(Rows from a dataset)
◆ ◆ ◆

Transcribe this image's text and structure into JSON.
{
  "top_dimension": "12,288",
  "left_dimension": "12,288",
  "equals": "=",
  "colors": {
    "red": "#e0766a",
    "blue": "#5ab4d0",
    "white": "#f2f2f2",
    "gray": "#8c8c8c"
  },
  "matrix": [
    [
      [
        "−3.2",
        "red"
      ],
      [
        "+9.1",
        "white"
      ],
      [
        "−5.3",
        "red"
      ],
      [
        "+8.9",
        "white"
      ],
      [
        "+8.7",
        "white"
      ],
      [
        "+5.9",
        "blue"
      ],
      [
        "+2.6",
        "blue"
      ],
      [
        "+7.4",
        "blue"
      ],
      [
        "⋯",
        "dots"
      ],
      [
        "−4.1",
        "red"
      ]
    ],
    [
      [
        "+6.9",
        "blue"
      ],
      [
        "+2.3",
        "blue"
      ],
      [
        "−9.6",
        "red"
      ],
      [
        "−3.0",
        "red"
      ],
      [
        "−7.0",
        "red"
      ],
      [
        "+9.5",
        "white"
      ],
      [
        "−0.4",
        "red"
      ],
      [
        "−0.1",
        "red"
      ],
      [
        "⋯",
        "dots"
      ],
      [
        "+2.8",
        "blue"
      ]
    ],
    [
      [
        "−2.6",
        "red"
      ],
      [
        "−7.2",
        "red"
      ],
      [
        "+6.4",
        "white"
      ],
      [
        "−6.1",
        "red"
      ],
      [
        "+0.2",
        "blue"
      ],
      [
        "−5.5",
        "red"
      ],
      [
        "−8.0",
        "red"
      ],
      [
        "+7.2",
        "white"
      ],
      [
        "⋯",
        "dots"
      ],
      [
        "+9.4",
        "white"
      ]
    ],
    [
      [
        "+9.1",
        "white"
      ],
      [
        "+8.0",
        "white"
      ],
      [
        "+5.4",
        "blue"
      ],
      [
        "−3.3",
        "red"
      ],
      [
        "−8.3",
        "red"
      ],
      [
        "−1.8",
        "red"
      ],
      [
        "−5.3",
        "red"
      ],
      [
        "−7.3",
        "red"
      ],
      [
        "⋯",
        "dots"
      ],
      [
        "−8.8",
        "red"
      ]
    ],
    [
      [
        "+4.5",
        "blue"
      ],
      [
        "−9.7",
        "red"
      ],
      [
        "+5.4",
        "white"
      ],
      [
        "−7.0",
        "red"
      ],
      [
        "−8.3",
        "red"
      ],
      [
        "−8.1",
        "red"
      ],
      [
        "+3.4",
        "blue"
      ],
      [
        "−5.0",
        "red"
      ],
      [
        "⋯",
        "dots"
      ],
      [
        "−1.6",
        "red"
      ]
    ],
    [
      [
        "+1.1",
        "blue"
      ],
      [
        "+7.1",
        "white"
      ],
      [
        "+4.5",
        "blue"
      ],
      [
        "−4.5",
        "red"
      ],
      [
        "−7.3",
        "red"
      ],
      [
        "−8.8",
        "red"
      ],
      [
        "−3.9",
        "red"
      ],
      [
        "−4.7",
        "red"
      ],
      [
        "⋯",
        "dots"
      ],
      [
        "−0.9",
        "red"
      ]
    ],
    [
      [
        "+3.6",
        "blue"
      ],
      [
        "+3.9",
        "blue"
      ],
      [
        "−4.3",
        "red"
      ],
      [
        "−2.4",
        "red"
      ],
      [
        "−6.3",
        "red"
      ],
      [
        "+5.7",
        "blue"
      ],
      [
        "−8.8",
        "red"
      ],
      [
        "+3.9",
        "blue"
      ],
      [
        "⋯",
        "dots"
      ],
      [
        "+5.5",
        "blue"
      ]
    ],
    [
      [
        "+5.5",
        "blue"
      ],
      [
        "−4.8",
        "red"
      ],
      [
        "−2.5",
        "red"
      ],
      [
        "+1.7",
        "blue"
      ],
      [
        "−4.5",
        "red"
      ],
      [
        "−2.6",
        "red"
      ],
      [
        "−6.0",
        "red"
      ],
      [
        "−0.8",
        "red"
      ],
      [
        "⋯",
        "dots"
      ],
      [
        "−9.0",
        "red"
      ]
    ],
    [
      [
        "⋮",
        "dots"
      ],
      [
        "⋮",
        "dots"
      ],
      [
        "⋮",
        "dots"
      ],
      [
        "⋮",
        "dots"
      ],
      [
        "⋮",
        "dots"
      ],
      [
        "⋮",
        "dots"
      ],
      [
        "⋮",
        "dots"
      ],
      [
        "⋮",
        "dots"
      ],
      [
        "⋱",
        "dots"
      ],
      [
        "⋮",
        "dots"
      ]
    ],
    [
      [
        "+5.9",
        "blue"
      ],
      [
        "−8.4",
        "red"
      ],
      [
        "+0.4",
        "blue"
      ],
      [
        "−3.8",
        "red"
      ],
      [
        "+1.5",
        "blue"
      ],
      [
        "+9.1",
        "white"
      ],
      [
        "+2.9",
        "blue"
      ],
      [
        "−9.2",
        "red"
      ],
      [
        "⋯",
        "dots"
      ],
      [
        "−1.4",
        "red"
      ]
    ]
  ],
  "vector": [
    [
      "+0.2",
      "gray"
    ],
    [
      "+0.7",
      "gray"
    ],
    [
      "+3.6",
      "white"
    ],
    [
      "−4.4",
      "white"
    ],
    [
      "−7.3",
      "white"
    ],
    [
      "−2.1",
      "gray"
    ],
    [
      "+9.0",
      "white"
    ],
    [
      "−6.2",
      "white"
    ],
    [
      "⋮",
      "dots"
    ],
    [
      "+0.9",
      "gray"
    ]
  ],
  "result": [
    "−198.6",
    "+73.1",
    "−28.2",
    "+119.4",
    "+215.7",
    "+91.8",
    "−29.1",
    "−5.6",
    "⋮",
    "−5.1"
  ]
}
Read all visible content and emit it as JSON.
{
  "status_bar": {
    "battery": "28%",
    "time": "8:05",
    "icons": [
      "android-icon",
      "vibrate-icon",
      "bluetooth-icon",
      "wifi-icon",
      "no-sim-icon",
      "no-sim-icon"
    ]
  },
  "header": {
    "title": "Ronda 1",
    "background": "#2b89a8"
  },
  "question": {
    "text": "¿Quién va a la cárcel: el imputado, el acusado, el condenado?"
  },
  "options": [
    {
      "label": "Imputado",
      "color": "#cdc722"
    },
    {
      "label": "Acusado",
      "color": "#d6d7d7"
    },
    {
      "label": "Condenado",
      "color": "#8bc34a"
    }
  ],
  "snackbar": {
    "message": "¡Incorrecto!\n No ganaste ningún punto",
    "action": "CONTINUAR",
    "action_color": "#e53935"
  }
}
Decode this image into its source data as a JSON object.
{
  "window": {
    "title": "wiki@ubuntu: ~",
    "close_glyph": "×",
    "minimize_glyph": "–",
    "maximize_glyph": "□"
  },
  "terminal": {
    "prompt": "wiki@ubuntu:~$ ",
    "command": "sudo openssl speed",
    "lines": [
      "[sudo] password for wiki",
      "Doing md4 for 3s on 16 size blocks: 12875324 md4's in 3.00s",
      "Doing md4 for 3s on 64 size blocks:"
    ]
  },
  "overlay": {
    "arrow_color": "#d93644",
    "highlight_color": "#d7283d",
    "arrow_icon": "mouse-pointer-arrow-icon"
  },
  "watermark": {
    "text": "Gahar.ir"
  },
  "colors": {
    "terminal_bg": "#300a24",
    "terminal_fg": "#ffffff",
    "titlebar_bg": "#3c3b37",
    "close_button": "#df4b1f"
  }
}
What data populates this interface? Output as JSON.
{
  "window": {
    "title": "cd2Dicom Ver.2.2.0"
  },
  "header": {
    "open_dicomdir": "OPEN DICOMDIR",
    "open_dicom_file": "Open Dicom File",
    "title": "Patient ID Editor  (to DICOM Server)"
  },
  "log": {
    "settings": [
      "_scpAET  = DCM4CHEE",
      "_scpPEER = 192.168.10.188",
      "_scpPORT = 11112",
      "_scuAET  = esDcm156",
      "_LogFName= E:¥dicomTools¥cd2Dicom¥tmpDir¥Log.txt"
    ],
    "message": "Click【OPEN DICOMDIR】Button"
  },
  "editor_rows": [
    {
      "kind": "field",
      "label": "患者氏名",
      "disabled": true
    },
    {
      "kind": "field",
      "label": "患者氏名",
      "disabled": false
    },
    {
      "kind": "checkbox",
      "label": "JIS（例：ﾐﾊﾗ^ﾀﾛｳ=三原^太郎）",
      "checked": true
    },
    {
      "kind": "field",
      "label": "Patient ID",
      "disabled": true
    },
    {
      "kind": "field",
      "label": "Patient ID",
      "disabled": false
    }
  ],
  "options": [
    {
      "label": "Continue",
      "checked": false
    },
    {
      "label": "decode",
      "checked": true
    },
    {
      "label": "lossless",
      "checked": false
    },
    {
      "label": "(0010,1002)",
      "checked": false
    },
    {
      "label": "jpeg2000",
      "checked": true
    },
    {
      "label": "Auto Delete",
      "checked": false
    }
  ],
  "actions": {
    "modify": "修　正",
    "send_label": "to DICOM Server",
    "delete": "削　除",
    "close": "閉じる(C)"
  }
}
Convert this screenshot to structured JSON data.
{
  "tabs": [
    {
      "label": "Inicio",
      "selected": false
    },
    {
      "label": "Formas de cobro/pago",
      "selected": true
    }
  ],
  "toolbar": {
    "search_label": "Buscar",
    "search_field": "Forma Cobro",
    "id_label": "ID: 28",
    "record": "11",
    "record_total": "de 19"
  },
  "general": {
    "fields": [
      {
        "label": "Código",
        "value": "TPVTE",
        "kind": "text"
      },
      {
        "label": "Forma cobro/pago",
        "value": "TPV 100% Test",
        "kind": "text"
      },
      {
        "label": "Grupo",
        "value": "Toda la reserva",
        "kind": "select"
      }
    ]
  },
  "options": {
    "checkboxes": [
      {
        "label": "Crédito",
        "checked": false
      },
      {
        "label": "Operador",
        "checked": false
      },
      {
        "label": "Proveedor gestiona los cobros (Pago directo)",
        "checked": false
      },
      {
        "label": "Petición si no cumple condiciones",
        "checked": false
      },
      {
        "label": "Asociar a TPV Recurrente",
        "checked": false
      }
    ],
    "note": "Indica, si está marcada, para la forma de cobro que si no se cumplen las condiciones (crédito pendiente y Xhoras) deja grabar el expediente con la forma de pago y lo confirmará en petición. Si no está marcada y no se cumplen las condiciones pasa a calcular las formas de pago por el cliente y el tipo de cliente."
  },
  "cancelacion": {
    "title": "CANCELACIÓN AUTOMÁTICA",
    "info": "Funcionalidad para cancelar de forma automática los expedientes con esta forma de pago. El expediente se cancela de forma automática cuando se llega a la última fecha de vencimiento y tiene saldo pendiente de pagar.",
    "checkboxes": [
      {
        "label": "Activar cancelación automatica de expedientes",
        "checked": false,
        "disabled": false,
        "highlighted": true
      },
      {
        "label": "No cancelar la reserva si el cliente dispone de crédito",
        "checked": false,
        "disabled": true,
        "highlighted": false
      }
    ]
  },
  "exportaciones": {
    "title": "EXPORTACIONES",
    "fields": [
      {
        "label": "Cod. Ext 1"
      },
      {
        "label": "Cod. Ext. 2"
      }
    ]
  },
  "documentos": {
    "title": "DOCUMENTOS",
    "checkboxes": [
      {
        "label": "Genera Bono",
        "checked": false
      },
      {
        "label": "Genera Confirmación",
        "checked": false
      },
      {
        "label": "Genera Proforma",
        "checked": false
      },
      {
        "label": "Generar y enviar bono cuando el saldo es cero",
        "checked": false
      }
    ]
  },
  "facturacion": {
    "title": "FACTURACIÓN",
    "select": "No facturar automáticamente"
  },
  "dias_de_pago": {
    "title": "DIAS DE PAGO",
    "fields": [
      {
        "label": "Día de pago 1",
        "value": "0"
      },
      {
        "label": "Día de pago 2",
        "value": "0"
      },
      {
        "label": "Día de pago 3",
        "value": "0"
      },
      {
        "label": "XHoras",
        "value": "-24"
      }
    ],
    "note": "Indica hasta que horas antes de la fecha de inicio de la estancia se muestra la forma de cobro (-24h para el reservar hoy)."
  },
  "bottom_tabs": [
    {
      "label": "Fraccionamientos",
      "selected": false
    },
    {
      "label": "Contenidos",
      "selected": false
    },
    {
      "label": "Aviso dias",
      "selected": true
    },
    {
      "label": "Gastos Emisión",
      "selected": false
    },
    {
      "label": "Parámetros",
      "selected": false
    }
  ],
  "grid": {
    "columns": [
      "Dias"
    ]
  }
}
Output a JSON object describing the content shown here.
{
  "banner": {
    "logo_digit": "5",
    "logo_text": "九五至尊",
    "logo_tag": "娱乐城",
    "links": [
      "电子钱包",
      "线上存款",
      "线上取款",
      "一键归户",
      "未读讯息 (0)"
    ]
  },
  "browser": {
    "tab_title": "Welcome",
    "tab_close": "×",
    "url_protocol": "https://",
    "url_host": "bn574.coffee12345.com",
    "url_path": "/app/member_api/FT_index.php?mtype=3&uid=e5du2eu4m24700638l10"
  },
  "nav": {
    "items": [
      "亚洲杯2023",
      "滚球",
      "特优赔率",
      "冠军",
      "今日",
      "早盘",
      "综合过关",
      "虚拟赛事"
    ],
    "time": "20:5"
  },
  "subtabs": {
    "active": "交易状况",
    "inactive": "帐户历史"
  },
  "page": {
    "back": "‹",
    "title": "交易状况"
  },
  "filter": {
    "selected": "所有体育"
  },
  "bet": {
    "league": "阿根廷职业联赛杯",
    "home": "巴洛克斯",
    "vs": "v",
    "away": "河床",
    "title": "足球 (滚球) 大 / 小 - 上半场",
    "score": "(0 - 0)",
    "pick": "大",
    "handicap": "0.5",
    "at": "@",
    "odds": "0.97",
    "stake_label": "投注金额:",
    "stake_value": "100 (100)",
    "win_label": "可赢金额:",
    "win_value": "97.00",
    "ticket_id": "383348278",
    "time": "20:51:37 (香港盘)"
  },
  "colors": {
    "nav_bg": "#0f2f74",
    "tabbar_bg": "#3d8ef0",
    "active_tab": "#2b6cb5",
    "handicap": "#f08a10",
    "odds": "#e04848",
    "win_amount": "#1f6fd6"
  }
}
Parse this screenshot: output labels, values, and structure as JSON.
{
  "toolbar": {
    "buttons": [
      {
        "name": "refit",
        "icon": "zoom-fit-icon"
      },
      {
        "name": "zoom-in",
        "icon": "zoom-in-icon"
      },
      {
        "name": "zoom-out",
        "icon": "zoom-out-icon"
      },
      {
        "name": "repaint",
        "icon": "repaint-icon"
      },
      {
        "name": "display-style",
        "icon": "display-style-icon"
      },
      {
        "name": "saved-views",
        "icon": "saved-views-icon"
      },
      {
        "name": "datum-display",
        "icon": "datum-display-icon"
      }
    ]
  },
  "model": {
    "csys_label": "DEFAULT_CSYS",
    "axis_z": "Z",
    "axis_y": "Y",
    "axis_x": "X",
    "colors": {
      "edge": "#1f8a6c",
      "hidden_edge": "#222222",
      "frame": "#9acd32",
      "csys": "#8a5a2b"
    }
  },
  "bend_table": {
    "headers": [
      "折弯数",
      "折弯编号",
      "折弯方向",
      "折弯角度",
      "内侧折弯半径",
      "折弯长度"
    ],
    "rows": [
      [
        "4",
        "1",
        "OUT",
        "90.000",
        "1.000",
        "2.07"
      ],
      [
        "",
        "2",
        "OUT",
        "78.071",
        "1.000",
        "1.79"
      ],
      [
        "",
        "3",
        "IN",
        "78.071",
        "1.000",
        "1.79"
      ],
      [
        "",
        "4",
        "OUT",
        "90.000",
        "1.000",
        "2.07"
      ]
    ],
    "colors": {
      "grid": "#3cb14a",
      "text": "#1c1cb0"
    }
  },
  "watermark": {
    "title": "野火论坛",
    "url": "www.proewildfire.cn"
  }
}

◆ ◆ ◆

Tally how many lines of the material contain the word "cliente". The answer must be the number and nothing else.

# Expected output
2